### To do:
How many lines of these entries include the string "style"? State the number alone.

### Data to process:
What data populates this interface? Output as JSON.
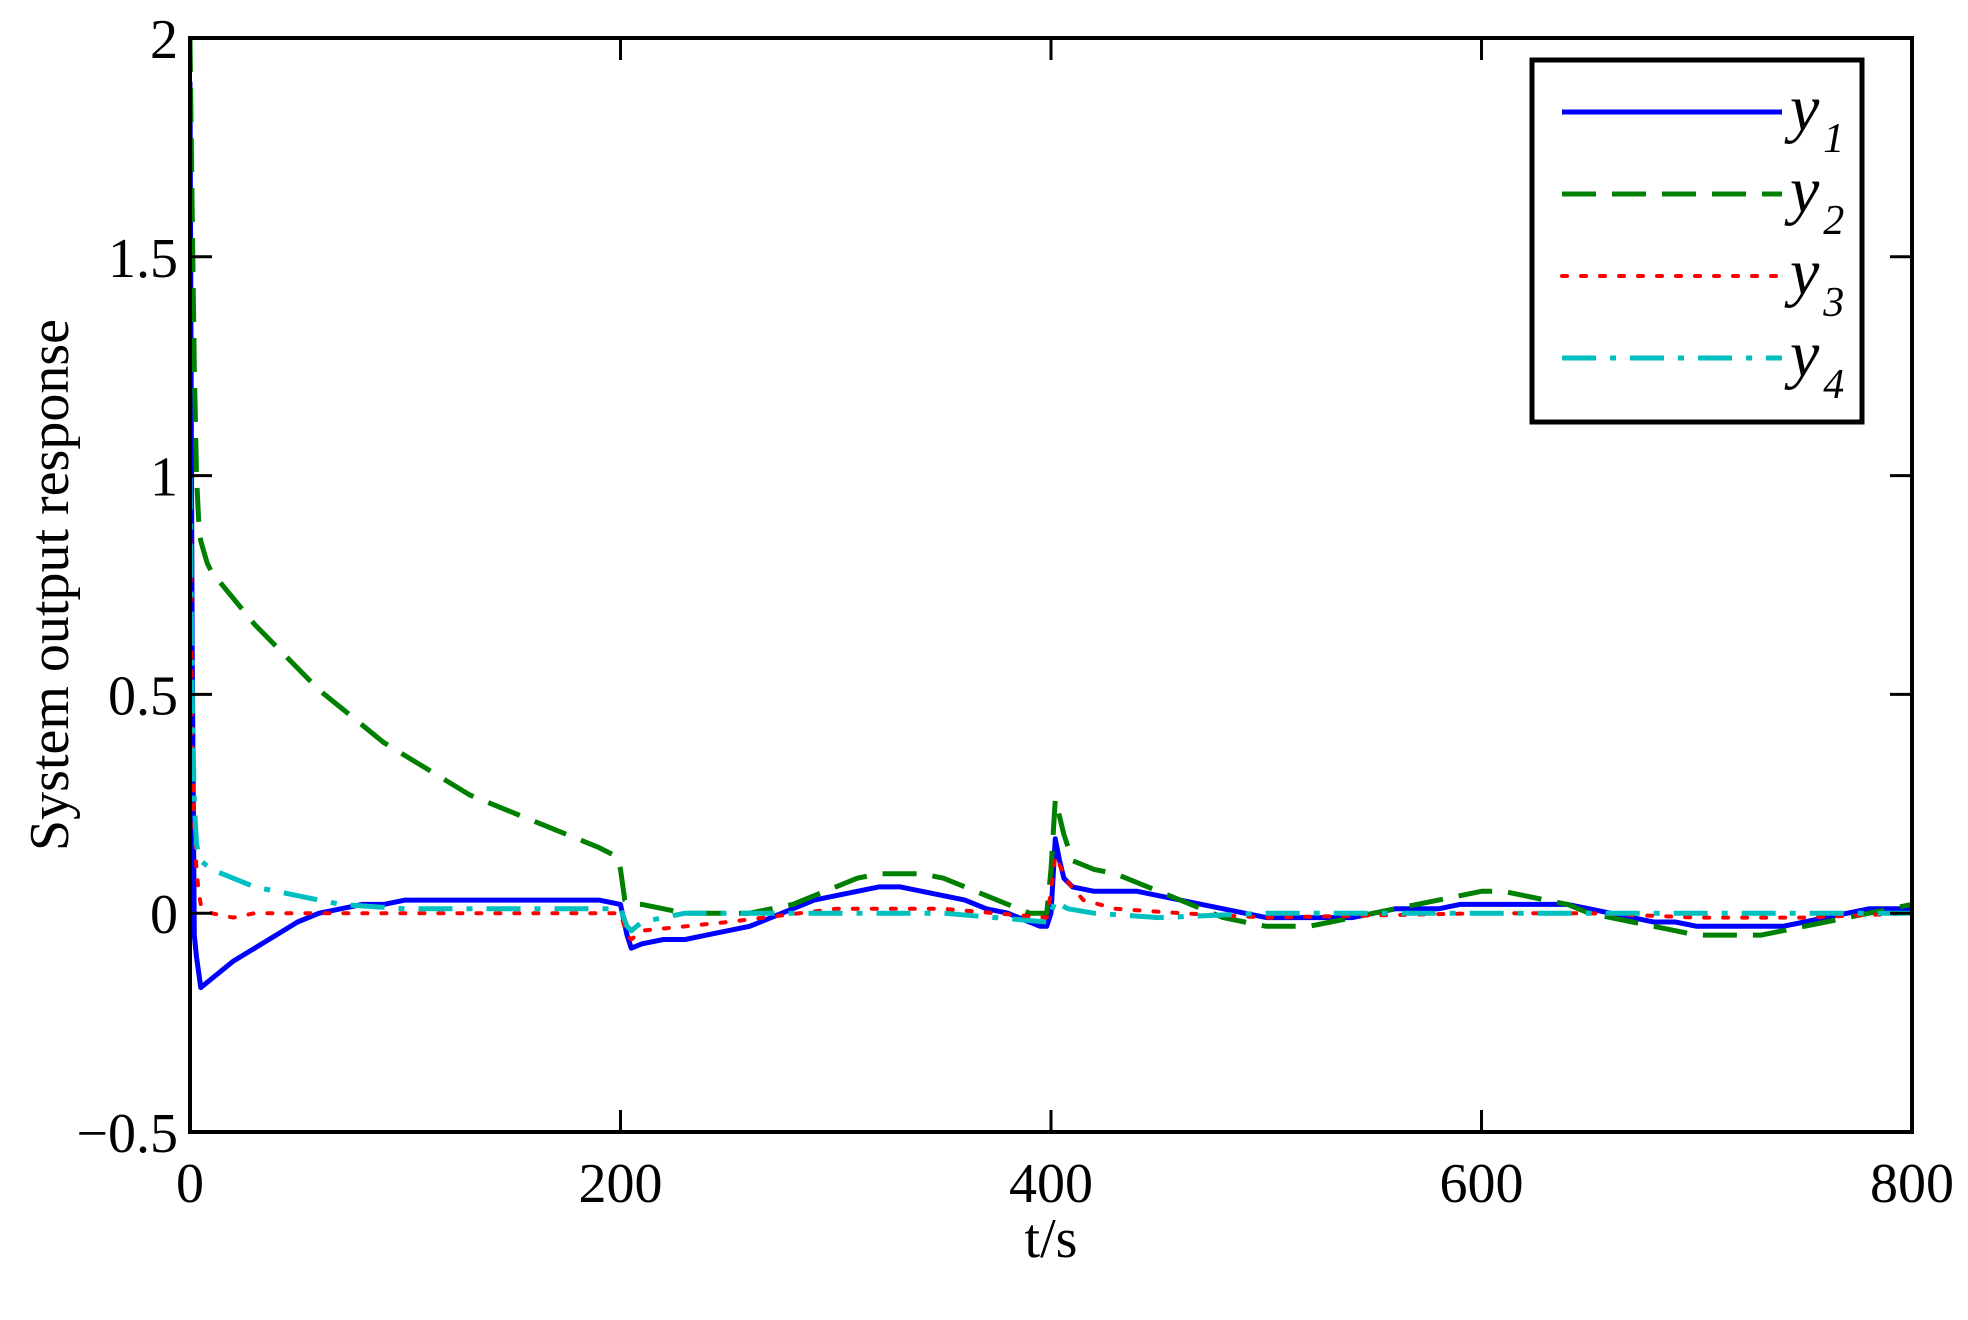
{
  "chart_data": {
    "type": "line",
    "title": "",
    "xlabel": "t/s",
    "ylabel": "System output response",
    "xlim": [
      0,
      800
    ],
    "ylim": [
      -0.5,
      2
    ],
    "xticks": [
      0,
      200,
      400,
      600,
      800
    ],
    "xtick_labels": [
      "0",
      "200",
      "400",
      "600",
      "800"
    ],
    "yticks": [
      -0.5,
      0,
      0.5,
      1,
      1.5,
      2
    ],
    "ytick_labels": [
      "−0.5",
      "0",
      "0.5",
      "1",
      "1.5",
      "2"
    ],
    "grid": false,
    "legend_position": "top-right",
    "series": [
      {
        "name": "y",
        "subscript": "1",
        "color": "#0000ff",
        "style": "solid",
        "x": [
          0,
          1,
          2,
          3,
          5,
          10,
          20,
          30,
          40,
          50,
          60,
          70,
          80,
          90,
          100,
          110,
          120,
          130,
          140,
          150,
          160,
          170,
          180,
          190,
          200,
          203,
          205,
          210,
          220,
          230,
          240,
          250,
          260,
          270,
          280,
          290,
          300,
          310,
          320,
          330,
          340,
          350,
          360,
          370,
          380,
          390,
          395,
          398,
          400,
          402,
          404,
          406,
          410,
          420,
          430,
          440,
          450,
          460,
          470,
          480,
          490,
          500,
          510,
          520,
          530,
          540,
          550,
          560,
          570,
          580,
          590,
          600,
          610,
          620,
          630,
          640,
          650,
          660,
          670,
          680,
          690,
          700,
          710,
          720,
          730,
          740,
          750,
          760,
          770,
          780,
          790,
          800
        ],
        "y": [
          1.9,
          0.6,
          -0.05,
          -0.1,
          -0.17,
          -0.15,
          -0.11,
          -0.08,
          -0.05,
          -0.02,
          0.0,
          0.01,
          0.02,
          0.02,
          0.03,
          0.03,
          0.03,
          0.03,
          0.03,
          0.03,
          0.03,
          0.03,
          0.03,
          0.03,
          0.02,
          -0.05,
          -0.08,
          -0.07,
          -0.06,
          -0.06,
          -0.05,
          -0.04,
          -0.03,
          -0.01,
          0.01,
          0.03,
          0.04,
          0.05,
          0.06,
          0.06,
          0.05,
          0.04,
          0.03,
          0.01,
          0.0,
          -0.02,
          -0.03,
          -0.03,
          0.0,
          0.17,
          0.12,
          0.08,
          0.06,
          0.05,
          0.05,
          0.05,
          0.04,
          0.03,
          0.02,
          0.01,
          0.0,
          -0.01,
          -0.01,
          -0.01,
          -0.01,
          -0.01,
          0.0,
          0.01,
          0.01,
          0.01,
          0.02,
          0.02,
          0.02,
          0.02,
          0.02,
          0.02,
          0.01,
          0.0,
          -0.01,
          -0.02,
          -0.02,
          -0.03,
          -0.03,
          -0.03,
          -0.03,
          -0.03,
          -0.02,
          -0.01,
          0.0,
          0.01,
          0.01,
          0.01
        ]
      },
      {
        "name": "y",
        "subscript": "2",
        "color": "#008000",
        "style": "dashed",
        "x": [
          0,
          1,
          2,
          3,
          4,
          5,
          8,
          10,
          20,
          30,
          40,
          50,
          60,
          70,
          80,
          90,
          100,
          110,
          120,
          130,
          140,
          150,
          160,
          170,
          180,
          190,
          198,
          200,
          202,
          205,
          210,
          220,
          230,
          240,
          250,
          260,
          270,
          280,
          290,
          300,
          310,
          320,
          330,
          340,
          350,
          360,
          370,
          380,
          390,
          398,
          400,
          402,
          404,
          406,
          410,
          420,
          430,
          440,
          450,
          460,
          470,
          480,
          490,
          500,
          510,
          520,
          530,
          540,
          550,
          560,
          570,
          580,
          590,
          600,
          610,
          620,
          630,
          640,
          650,
          660,
          670,
          680,
          690,
          700,
          710,
          720,
          730,
          740,
          750,
          760,
          770,
          780,
          790,
          800
        ],
        "y": [
          2.0,
          1.6,
          1.25,
          1.0,
          0.9,
          0.85,
          0.8,
          0.78,
          0.72,
          0.66,
          0.61,
          0.56,
          0.51,
          0.47,
          0.43,
          0.39,
          0.36,
          0.33,
          0.3,
          0.27,
          0.25,
          0.23,
          0.21,
          0.19,
          0.17,
          0.15,
          0.13,
          0.1,
          0.03,
          0.02,
          0.02,
          0.01,
          0.0,
          0.0,
          0.0,
          0.0,
          0.01,
          0.02,
          0.04,
          0.06,
          0.08,
          0.09,
          0.09,
          0.09,
          0.08,
          0.06,
          0.04,
          0.02,
          0.0,
          0.0,
          0.1,
          0.26,
          0.22,
          0.18,
          0.12,
          0.1,
          0.09,
          0.07,
          0.05,
          0.03,
          0.01,
          -0.01,
          -0.02,
          -0.03,
          -0.03,
          -0.03,
          -0.02,
          -0.01,
          0.0,
          0.01,
          0.02,
          0.03,
          0.04,
          0.05,
          0.05,
          0.04,
          0.03,
          0.02,
          0.0,
          -0.01,
          -0.02,
          -0.03,
          -0.04,
          -0.05,
          -0.05,
          -0.05,
          -0.05,
          -0.04,
          -0.03,
          -0.02,
          -0.01,
          0.0,
          0.01,
          0.02
        ]
      },
      {
        "name": "y",
        "subscript": "3",
        "color": "#ff0000",
        "style": "dotted",
        "x": [
          0,
          1,
          2,
          3,
          4,
          5,
          10,
          20,
          30,
          50,
          100,
          150,
          200,
          203,
          205,
          210,
          250,
          300,
          350,
          398,
          400,
          402,
          404,
          408,
          415,
          430,
          460,
          500,
          600,
          650,
          700,
          750,
          800
        ],
        "y": [
          0.9,
          0.4,
          0.2,
          0.1,
          0.05,
          0.02,
          0.0,
          -0.01,
          0.0,
          0.0,
          0.0,
          0.0,
          0.0,
          -0.05,
          -0.06,
          -0.04,
          -0.02,
          0.01,
          0.01,
          -0.01,
          0.05,
          0.13,
          0.11,
          0.07,
          0.03,
          0.01,
          0.0,
          -0.01,
          0.0,
          0.0,
          -0.01,
          -0.01,
          0.0
        ]
      },
      {
        "name": "y",
        "subscript": "4",
        "color": "#00bfbf",
        "style": "dashdot",
        "x": [
          0,
          1,
          2,
          3,
          4,
          5,
          10,
          20,
          30,
          50,
          70,
          100,
          150,
          200,
          203,
          205,
          210,
          230,
          300,
          350,
          398,
          400,
          402,
          404,
          408,
          420,
          450,
          500,
          600,
          650,
          700,
          750,
          800
        ],
        "y": [
          1.0,
          0.5,
          0.25,
          0.16,
          0.13,
          0.12,
          0.1,
          0.08,
          0.06,
          0.04,
          0.02,
          0.01,
          0.01,
          0.01,
          -0.03,
          -0.04,
          -0.02,
          0.0,
          0.0,
          0.0,
          -0.02,
          0.0,
          0.03,
          0.02,
          0.01,
          0.0,
          -0.01,
          0.0,
          0.0,
          0.0,
          0.0,
          0.0,
          0.0
        ]
      }
    ]
  }
}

### Exercise solution:
4